- **EXERCISE DETAILS**:
Copy out every record below exactly as written, but leave out any pictures.

- **Source data**:
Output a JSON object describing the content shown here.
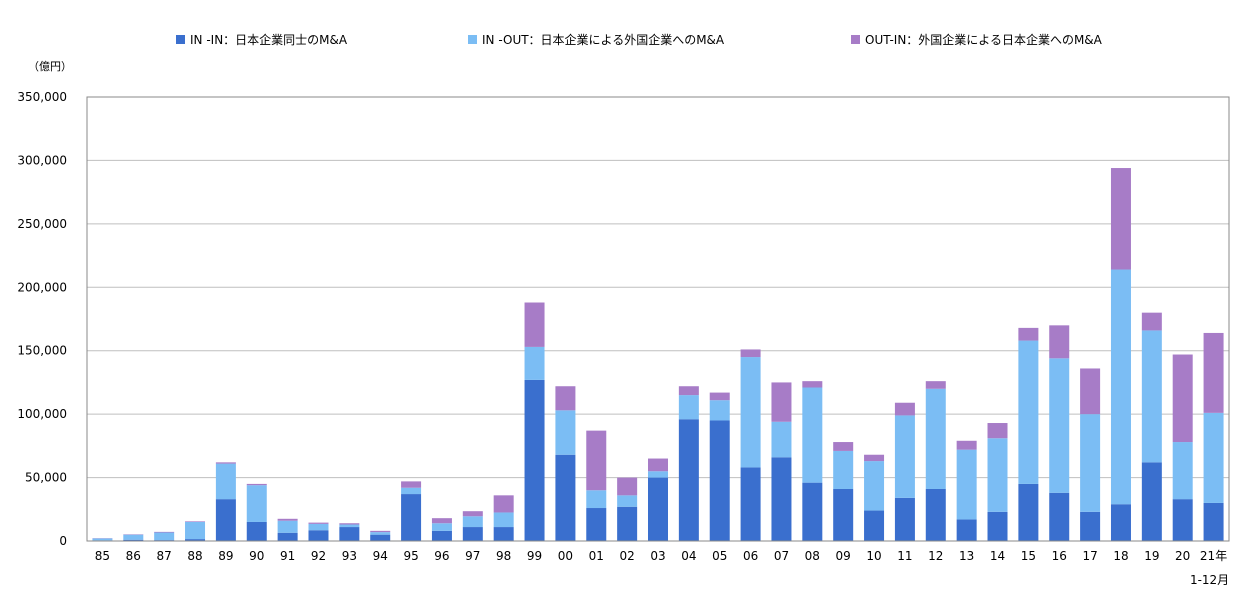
{
  "chart_data": {
    "type": "bar",
    "stacked": true,
    "unit_label": "（億円）",
    "categories": [
      "85",
      "86",
      "87",
      "88",
      "89",
      "90",
      "91",
      "92",
      "93",
      "94",
      "95",
      "96",
      "97",
      "98",
      "99",
      "00",
      "01",
      "02",
      "03",
      "04",
      "05",
      "06",
      "07",
      "08",
      "09",
      "10",
      "11",
      "12",
      "13",
      "14",
      "15",
      "16",
      "17",
      "18",
      "19",
      "20",
      "21年"
    ],
    "last_category_sublabel": "1-12月",
    "ylim": [
      0,
      350000
    ],
    "yticks": [
      0,
      50000,
      100000,
      150000,
      200000,
      250000,
      300000,
      350000
    ],
    "ytick_labels": [
      "0",
      "50,000",
      "100,000",
      "150,000",
      "200,000",
      "250,000",
      "300,000",
      "350,000"
    ],
    "grid": true,
    "legend_position": "top",
    "colors": {
      "in_in": "#3a6fce",
      "in_out": "#7bbdf4",
      "out_in": "#a77cc7"
    },
    "series": [
      {
        "name": "IN -IN：日本企業同士のM&A",
        "key": "in_in",
        "values": [
          500,
          1000,
          700,
          1500,
          33000,
          15000,
          6500,
          8500,
          11000,
          5000,
          37000,
          8000,
          11000,
          11000,
          127000,
          68000,
          26000,
          27000,
          50000,
          96000,
          95000,
          58000,
          66000,
          46000,
          41000,
          24000,
          34000,
          41000,
          17000,
          23000,
          45000,
          38000,
          23000,
          29000,
          62000,
          33000,
          30000
        ]
      },
      {
        "name": "IN -OUT：日本企業による外国企業へのM&A",
        "key": "in_out",
        "values": [
          1500,
          4000,
          6000,
          13500,
          28000,
          29000,
          9500,
          5000,
          2000,
          2000,
          5000,
          6000,
          8500,
          11500,
          26000,
          35000,
          14000,
          9000,
          5000,
          19000,
          16000,
          87000,
          28000,
          75000,
          30000,
          39000,
          65000,
          79000,
          55000,
          58000,
          113000,
          106000,
          77000,
          185000,
          104000,
          45000,
          71000
        ]
      },
      {
        "name": "OUT-IN：外国企業による日本企業へのM&A",
        "key": "out_in",
        "values": [
          200,
          300,
          500,
          500,
          1000,
          1000,
          1500,
          1000,
          1000,
          1000,
          5000,
          4000,
          4000,
          13500,
          35000,
          19000,
          47000,
          14000,
          10000,
          7000,
          6000,
          6000,
          31000,
          5000,
          7000,
          5000,
          10000,
          6000,
          7000,
          12000,
          10000,
          26000,
          36000,
          80000,
          14000,
          69000,
          63000
        ]
      }
    ]
  }
}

- **FULL RESPONSE**:
Output a JSON object describing the content shown here.
{
  "chart_data": {
    "type": "bar",
    "stacked": true,
    "unit_label": "（億円）",
    "categories": [
      "85",
      "86",
      "87",
      "88",
      "89",
      "90",
      "91",
      "92",
      "93",
      "94",
      "95",
      "96",
      "97",
      "98",
      "99",
      "00",
      "01",
      "02",
      "03",
      "04",
      "05",
      "06",
      "07",
      "08",
      "09",
      "10",
      "11",
      "12",
      "13",
      "14",
      "15",
      "16",
      "17",
      "18",
      "19",
      "20",
      "21年"
    ],
    "last_category_sublabel": "1-12月",
    "ylim": [
      0,
      350000
    ],
    "yticks": [
      0,
      50000,
      100000,
      150000,
      200000,
      250000,
      300000,
      350000
    ],
    "ytick_labels": [
      "0",
      "50,000",
      "100,000",
      "150,000",
      "200,000",
      "250,000",
      "300,000",
      "350,000"
    ],
    "grid": true,
    "legend_position": "top",
    "colors": {
      "in_in": "#3a6fce",
      "in_out": "#7bbdf4",
      "out_in": "#a77cc7"
    },
    "series": [
      {
        "name": "IN -IN：日本企業同士のM&A",
        "key": "in_in",
        "values": [
          500,
          1000,
          700,
          1500,
          33000,
          15000,
          6500,
          8500,
          11000,
          5000,
          37000,
          8000,
          11000,
          11000,
          127000,
          68000,
          26000,
          27000,
          50000,
          96000,
          95000,
          58000,
          66000,
          46000,
          41000,
          24000,
          34000,
          41000,
          17000,
          23000,
          45000,
          38000,
          23000,
          29000,
          62000,
          33000,
          30000
        ]
      },
      {
        "name": "IN -OUT：日本企業による外国企業へのM&A",
        "key": "in_out",
        "values": [
          1500,
          4000,
          6000,
          13500,
          28000,
          29000,
          9500,
          5000,
          2000,
          2000,
          5000,
          6000,
          8500,
          11500,
          26000,
          35000,
          14000,
          9000,
          5000,
          19000,
          16000,
          87000,
          28000,
          75000,
          30000,
          39000,
          65000,
          79000,
          55000,
          58000,
          113000,
          106000,
          77000,
          185000,
          104000,
          45000,
          71000
        ]
      },
      {
        "name": "OUT-IN：外国企業による日本企業へのM&A",
        "key": "out_in",
        "values": [
          200,
          300,
          500,
          500,
          1000,
          1000,
          1500,
          1000,
          1000,
          1000,
          5000,
          4000,
          4000,
          13500,
          35000,
          19000,
          47000,
          14000,
          10000,
          7000,
          6000,
          6000,
          31000,
          5000,
          7000,
          5000,
          10000,
          6000,
          7000,
          12000,
          10000,
          26000,
          36000,
          80000,
          14000,
          69000,
          63000
        ]
      }
    ]
  }
}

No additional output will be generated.